REQUIRED TASK: In the records below, find each line with the word "потребителям" and copy it.
# start of RECORD SET
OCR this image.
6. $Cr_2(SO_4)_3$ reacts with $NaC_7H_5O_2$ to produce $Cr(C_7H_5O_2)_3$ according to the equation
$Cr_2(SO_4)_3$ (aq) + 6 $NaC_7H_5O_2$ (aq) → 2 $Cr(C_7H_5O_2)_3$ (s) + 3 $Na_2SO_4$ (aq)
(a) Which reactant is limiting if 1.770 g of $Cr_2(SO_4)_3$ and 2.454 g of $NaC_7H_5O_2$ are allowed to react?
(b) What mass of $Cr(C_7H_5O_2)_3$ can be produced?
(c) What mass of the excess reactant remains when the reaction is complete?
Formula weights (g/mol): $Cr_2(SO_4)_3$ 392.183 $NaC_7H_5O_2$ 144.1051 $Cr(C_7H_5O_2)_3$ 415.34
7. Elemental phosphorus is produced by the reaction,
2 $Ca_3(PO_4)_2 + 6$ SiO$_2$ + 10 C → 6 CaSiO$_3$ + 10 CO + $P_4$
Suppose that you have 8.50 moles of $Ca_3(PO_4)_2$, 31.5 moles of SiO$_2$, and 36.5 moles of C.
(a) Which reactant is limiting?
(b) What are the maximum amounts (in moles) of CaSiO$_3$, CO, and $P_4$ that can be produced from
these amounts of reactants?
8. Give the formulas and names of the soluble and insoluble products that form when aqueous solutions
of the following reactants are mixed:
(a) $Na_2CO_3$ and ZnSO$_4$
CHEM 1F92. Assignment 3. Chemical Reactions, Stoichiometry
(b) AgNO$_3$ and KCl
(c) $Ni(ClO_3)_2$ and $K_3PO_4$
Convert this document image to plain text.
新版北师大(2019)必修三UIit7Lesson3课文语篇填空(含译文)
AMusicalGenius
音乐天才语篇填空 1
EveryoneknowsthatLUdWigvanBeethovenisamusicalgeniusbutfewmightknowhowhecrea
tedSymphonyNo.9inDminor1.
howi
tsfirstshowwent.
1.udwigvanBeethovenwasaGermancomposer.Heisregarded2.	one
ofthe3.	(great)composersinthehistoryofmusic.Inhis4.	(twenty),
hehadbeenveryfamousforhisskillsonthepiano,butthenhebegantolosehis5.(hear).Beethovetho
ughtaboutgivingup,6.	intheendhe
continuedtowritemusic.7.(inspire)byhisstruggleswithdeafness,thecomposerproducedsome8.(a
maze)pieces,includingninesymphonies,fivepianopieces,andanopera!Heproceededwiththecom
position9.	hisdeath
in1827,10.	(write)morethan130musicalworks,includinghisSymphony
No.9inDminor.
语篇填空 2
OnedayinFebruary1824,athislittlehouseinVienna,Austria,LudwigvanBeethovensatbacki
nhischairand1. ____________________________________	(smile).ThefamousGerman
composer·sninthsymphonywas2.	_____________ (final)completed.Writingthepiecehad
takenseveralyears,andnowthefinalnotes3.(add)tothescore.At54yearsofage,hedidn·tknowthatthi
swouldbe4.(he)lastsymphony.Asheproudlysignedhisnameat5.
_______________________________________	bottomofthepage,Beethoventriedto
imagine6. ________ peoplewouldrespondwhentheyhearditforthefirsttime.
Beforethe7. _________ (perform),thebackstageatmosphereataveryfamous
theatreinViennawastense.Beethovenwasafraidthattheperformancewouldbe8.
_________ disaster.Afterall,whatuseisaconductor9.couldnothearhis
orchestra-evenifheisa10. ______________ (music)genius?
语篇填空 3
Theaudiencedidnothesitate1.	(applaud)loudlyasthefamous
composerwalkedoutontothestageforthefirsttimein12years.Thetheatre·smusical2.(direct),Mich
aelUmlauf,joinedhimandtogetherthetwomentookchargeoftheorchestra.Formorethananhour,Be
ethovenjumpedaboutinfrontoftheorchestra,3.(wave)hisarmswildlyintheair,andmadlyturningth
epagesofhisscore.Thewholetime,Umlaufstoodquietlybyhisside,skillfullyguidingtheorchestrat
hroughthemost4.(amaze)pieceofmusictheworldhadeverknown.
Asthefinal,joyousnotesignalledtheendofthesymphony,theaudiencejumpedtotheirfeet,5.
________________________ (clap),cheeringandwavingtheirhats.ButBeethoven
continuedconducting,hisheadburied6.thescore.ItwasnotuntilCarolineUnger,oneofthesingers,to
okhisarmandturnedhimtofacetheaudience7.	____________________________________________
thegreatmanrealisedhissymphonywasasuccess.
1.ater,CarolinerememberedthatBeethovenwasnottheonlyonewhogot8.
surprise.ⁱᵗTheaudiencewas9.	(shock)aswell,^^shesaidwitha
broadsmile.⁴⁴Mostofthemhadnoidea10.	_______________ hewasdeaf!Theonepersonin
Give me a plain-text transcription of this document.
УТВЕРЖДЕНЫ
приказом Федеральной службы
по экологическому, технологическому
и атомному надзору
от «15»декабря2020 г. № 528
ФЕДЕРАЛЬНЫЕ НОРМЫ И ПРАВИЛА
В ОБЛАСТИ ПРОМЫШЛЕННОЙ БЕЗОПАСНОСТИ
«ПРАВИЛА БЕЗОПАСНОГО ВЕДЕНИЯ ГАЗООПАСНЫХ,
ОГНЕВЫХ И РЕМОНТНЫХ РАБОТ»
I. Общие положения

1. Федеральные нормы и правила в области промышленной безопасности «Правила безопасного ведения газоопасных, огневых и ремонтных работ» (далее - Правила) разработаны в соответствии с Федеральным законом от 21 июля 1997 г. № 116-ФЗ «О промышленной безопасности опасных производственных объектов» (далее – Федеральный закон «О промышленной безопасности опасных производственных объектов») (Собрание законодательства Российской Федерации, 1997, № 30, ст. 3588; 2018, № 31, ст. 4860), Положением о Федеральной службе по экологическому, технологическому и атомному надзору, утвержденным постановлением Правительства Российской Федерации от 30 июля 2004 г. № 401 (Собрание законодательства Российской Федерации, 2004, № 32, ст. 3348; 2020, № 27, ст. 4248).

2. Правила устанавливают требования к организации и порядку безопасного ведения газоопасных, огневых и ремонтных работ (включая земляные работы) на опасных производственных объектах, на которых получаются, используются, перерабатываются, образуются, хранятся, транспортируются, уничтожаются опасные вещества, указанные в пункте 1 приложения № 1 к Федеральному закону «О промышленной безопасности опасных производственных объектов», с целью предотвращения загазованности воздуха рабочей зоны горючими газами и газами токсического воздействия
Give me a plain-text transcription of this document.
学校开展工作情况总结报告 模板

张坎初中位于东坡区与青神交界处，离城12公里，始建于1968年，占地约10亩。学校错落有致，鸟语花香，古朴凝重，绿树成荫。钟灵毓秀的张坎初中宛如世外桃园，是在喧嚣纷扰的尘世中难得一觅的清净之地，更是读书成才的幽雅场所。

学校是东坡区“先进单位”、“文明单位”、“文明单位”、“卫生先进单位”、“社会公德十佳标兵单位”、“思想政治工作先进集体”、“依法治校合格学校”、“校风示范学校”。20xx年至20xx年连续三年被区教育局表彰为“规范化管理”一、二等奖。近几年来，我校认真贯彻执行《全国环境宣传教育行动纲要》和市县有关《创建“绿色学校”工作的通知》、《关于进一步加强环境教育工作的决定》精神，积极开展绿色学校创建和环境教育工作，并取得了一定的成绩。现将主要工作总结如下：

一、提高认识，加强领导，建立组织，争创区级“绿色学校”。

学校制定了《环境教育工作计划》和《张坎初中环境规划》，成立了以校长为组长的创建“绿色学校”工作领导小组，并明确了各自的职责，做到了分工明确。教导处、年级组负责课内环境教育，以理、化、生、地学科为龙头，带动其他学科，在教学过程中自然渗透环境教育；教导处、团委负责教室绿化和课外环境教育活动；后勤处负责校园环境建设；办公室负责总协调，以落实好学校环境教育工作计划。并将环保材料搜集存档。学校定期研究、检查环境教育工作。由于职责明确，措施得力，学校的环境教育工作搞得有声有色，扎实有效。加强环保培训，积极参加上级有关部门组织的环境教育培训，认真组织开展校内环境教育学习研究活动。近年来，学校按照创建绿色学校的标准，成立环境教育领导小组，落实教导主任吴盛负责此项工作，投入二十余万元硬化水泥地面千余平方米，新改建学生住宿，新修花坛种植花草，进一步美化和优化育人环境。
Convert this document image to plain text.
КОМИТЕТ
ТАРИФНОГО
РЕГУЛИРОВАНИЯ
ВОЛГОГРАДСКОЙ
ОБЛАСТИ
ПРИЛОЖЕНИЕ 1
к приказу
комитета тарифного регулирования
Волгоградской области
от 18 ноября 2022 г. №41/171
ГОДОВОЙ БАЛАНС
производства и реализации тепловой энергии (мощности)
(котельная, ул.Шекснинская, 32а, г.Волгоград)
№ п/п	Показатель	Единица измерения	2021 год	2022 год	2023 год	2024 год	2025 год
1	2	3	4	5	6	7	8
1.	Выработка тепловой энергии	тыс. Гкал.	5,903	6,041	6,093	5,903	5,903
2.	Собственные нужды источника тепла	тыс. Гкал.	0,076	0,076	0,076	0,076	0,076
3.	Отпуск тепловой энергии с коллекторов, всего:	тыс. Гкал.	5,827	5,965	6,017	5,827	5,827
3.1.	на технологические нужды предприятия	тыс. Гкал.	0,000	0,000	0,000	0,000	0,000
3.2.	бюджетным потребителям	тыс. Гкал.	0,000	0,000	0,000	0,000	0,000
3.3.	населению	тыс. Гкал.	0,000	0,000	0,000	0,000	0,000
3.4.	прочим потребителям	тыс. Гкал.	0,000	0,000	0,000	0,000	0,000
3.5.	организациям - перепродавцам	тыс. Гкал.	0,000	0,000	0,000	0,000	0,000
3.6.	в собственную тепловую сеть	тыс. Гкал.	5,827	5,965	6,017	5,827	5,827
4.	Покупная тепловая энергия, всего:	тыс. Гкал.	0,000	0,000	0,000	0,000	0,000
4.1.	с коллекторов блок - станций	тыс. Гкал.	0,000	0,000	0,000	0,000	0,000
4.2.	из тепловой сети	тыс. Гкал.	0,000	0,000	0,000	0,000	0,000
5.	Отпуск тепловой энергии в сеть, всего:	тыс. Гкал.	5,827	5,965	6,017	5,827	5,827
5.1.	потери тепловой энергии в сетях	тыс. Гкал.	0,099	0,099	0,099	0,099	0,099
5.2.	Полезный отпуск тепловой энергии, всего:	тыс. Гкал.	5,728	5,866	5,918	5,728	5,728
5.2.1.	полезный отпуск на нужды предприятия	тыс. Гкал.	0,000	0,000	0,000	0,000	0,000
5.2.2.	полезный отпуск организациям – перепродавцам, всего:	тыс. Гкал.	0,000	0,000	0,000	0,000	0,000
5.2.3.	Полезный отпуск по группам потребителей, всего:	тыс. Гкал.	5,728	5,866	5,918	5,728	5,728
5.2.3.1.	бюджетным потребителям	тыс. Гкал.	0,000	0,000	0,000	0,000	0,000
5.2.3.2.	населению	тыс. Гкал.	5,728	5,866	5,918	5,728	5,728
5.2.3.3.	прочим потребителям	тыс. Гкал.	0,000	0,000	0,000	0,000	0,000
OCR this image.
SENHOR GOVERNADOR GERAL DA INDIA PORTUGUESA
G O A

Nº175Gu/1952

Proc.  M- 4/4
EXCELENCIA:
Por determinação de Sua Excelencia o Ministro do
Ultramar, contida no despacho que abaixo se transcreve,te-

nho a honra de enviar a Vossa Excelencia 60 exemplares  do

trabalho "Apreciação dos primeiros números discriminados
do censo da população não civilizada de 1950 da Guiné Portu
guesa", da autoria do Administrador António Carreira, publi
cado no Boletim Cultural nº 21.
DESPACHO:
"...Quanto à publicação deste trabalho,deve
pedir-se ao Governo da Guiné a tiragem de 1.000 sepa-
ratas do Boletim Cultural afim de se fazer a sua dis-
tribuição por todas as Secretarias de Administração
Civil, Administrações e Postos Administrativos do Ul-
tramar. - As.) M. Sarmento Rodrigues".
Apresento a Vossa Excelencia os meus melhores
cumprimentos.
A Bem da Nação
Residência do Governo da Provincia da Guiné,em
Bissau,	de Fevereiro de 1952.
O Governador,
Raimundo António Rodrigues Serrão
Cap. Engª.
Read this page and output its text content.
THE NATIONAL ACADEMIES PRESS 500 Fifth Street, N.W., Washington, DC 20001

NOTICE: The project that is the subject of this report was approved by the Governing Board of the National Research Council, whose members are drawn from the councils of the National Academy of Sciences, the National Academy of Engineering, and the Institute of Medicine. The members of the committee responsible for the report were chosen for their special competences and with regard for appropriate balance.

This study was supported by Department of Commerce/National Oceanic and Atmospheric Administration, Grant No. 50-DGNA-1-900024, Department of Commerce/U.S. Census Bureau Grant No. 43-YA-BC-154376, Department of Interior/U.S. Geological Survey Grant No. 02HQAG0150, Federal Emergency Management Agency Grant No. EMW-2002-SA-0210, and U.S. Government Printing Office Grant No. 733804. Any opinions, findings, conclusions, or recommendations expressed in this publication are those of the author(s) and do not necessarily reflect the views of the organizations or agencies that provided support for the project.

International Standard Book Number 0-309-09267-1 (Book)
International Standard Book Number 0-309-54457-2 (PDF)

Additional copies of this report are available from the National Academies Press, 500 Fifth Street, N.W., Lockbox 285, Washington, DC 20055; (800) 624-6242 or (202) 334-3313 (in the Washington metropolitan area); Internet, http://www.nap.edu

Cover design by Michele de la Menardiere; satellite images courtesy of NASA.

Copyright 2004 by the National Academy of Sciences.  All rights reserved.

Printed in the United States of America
# end of RECORD SET
SOLVED EXERCISE:
3.2.	бюджетным потребителям	тыс. Гкал.	0,000	0,000	0,000	0,000	0,000
3.4.	прочим потребителям	тыс. Гкал.	0,000	0,000	0,000	0,000	0,000
5.2.3.1.	бюджетным потребителям	тыс. Гкал.	0,000	0,000	0,000	0,000	0,000
5.2.3.3.	прочим потребителям	тыс. Гкал.	0,000	0,000	0,000	0,000	0,000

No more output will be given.